---- Material

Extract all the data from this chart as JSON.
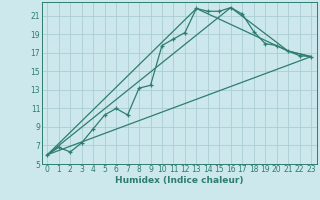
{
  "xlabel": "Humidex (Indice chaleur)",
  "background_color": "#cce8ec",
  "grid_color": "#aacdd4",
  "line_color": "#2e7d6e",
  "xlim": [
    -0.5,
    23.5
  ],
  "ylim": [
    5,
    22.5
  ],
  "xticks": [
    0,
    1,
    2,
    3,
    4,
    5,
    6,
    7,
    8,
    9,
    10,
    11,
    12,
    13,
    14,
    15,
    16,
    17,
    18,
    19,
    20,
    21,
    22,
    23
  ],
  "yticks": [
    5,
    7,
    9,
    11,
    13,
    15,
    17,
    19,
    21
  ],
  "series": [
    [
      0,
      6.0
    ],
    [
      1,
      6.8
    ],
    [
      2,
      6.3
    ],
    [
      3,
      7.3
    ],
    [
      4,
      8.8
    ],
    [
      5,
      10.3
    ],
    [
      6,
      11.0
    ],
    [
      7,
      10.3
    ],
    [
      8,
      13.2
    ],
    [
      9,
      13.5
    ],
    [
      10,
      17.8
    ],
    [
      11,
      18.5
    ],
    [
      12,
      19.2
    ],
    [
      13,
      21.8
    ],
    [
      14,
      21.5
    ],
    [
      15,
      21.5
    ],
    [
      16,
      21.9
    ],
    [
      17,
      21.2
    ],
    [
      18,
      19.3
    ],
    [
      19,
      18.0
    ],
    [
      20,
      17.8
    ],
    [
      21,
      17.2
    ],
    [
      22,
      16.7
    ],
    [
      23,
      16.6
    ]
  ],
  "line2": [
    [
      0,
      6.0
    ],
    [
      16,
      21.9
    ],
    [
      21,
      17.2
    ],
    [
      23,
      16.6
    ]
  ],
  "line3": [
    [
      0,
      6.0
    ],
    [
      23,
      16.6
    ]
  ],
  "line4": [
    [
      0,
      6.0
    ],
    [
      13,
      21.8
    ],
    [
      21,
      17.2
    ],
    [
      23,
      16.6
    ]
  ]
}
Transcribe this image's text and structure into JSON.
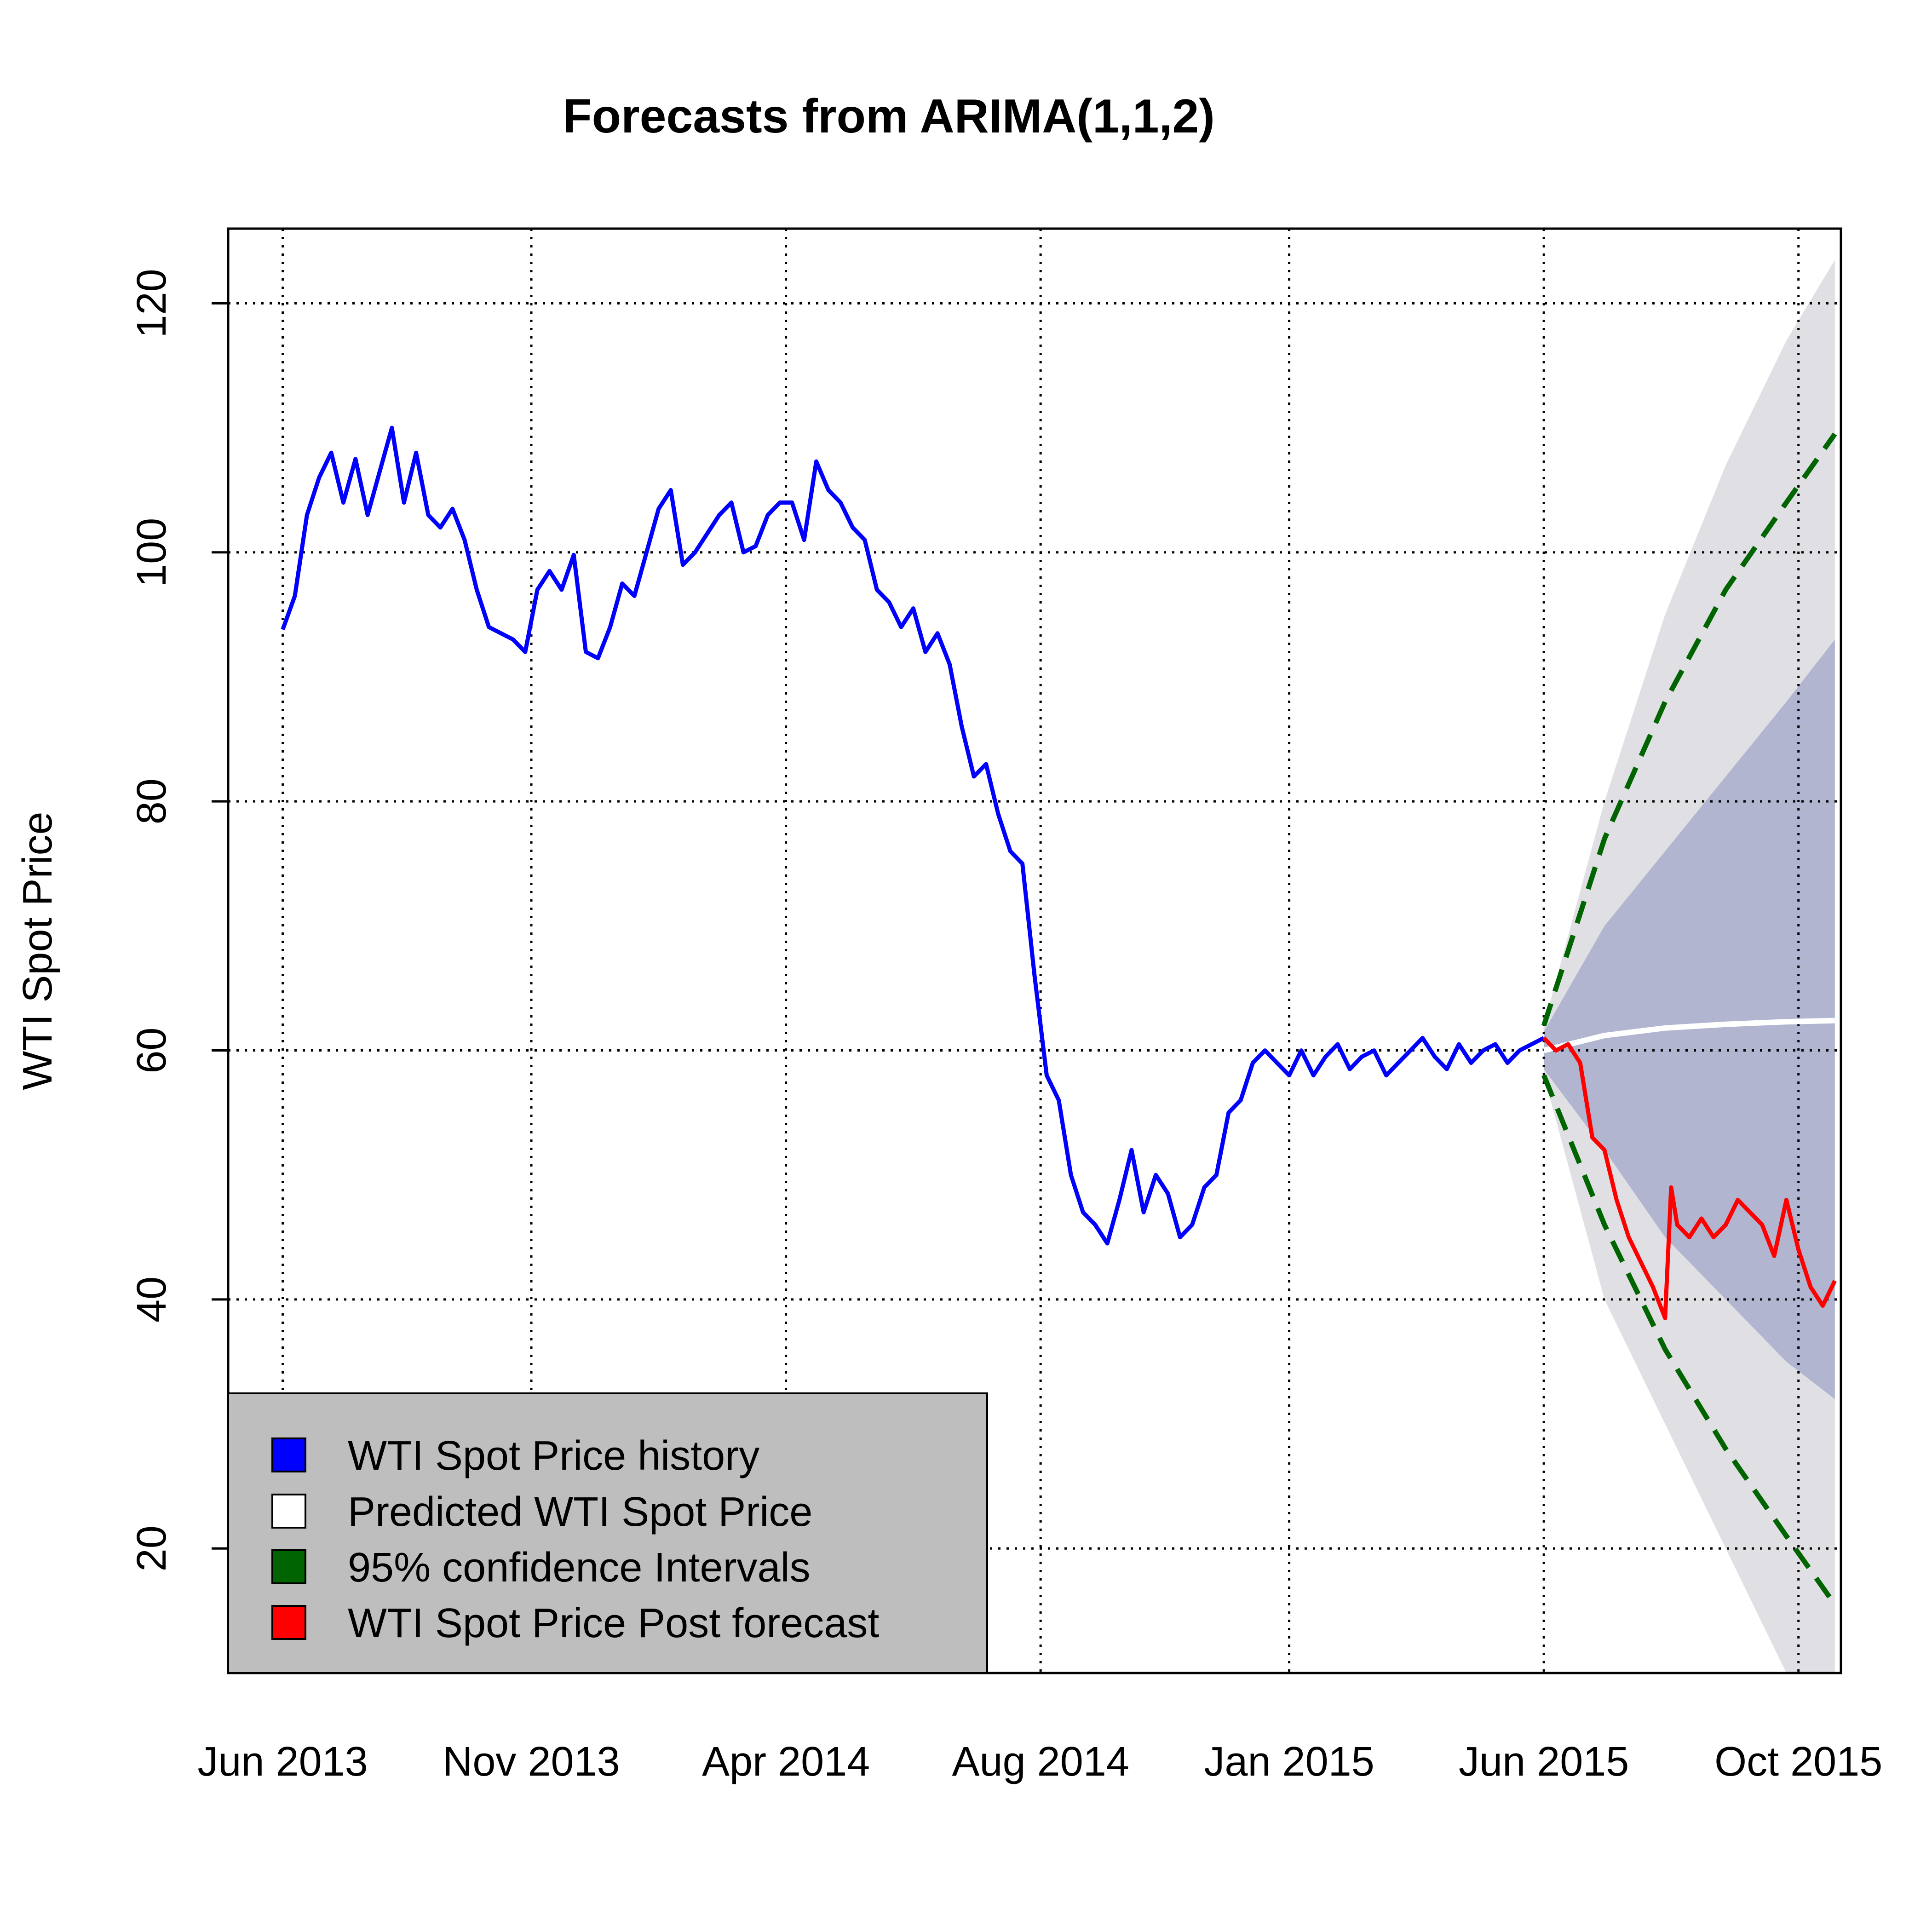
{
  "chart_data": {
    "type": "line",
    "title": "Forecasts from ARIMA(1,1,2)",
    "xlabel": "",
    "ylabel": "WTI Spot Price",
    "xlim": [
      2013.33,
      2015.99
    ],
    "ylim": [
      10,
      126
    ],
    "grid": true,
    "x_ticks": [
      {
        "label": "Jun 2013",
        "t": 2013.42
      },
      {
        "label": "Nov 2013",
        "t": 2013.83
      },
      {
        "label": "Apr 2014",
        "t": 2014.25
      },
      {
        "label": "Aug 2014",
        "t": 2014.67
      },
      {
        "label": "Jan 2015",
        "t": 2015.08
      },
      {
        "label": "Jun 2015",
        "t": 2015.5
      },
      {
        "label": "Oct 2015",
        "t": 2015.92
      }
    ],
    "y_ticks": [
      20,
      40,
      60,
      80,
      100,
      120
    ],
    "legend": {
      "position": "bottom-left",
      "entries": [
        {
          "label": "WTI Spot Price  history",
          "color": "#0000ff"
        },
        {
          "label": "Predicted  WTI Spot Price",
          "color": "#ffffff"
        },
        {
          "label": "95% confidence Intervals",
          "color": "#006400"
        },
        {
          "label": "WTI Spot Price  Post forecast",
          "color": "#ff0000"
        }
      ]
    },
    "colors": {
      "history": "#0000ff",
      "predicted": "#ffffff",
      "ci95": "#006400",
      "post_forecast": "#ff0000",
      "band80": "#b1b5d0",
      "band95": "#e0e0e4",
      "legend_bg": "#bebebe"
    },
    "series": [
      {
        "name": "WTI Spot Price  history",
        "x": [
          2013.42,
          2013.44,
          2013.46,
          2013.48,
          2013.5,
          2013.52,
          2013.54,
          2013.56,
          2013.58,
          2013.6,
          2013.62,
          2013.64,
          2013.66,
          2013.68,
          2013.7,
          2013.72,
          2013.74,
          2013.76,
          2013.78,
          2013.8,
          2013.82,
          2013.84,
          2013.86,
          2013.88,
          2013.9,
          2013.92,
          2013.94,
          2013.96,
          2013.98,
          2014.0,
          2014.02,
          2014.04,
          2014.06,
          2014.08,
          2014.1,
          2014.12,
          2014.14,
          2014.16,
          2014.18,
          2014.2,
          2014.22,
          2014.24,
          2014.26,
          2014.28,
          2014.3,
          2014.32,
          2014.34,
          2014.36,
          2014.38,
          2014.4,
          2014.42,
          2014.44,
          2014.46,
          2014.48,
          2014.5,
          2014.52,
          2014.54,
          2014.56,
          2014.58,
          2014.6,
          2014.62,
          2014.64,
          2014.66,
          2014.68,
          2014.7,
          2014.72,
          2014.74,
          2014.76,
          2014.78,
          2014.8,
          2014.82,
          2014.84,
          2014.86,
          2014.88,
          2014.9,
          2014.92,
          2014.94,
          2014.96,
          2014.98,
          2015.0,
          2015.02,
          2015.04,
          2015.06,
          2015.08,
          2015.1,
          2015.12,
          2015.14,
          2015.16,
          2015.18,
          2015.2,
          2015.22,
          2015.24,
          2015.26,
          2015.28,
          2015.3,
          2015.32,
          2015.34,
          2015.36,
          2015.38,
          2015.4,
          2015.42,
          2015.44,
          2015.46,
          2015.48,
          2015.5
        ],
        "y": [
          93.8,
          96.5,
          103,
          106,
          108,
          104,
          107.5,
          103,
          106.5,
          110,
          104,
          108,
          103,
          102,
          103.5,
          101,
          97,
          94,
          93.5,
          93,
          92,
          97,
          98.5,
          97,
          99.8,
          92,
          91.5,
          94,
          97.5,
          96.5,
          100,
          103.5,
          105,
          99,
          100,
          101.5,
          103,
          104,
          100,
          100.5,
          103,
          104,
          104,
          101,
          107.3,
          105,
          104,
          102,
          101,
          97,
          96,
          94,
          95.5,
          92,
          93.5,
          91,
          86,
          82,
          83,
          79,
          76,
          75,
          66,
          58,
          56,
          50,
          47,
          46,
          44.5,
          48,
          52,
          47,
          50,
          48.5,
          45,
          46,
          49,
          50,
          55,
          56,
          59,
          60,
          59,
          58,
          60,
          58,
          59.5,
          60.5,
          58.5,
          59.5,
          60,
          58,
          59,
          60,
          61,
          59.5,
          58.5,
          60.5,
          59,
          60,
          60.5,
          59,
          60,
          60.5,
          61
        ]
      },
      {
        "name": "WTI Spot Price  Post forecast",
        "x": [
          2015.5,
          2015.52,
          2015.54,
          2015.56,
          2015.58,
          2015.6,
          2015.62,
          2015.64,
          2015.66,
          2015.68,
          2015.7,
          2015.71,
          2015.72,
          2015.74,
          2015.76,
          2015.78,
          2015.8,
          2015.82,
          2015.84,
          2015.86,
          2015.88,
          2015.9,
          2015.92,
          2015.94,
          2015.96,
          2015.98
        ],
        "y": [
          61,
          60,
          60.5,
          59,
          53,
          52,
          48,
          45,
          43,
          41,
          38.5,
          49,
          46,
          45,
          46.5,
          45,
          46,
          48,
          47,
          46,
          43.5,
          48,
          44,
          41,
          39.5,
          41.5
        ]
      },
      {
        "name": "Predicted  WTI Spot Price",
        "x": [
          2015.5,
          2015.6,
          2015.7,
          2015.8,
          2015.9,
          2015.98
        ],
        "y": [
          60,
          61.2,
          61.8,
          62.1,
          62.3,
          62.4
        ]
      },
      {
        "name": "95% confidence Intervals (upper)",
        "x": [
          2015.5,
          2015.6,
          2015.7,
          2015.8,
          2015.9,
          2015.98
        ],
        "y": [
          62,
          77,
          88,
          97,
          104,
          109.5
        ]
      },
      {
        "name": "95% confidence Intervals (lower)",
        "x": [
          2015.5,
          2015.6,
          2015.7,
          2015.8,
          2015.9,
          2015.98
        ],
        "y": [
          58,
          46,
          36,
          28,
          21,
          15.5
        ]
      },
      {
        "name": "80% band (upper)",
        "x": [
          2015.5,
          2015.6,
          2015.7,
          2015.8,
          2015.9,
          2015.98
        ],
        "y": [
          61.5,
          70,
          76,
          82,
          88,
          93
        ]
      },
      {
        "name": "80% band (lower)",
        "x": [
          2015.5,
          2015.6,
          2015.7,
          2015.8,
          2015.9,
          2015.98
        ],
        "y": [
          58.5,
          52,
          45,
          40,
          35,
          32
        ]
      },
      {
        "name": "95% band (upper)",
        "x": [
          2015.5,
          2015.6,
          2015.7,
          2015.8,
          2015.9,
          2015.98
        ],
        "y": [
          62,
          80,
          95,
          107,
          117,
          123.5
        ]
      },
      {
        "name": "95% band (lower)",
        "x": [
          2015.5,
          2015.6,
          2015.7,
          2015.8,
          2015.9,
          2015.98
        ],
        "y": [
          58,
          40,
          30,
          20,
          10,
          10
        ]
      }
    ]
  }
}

--------

List the lines that contain the word "from".

Answer to the task.
Extract all the data from this chart as JSON.
    "title": "Forecasts from ARIMA(1,1,2)",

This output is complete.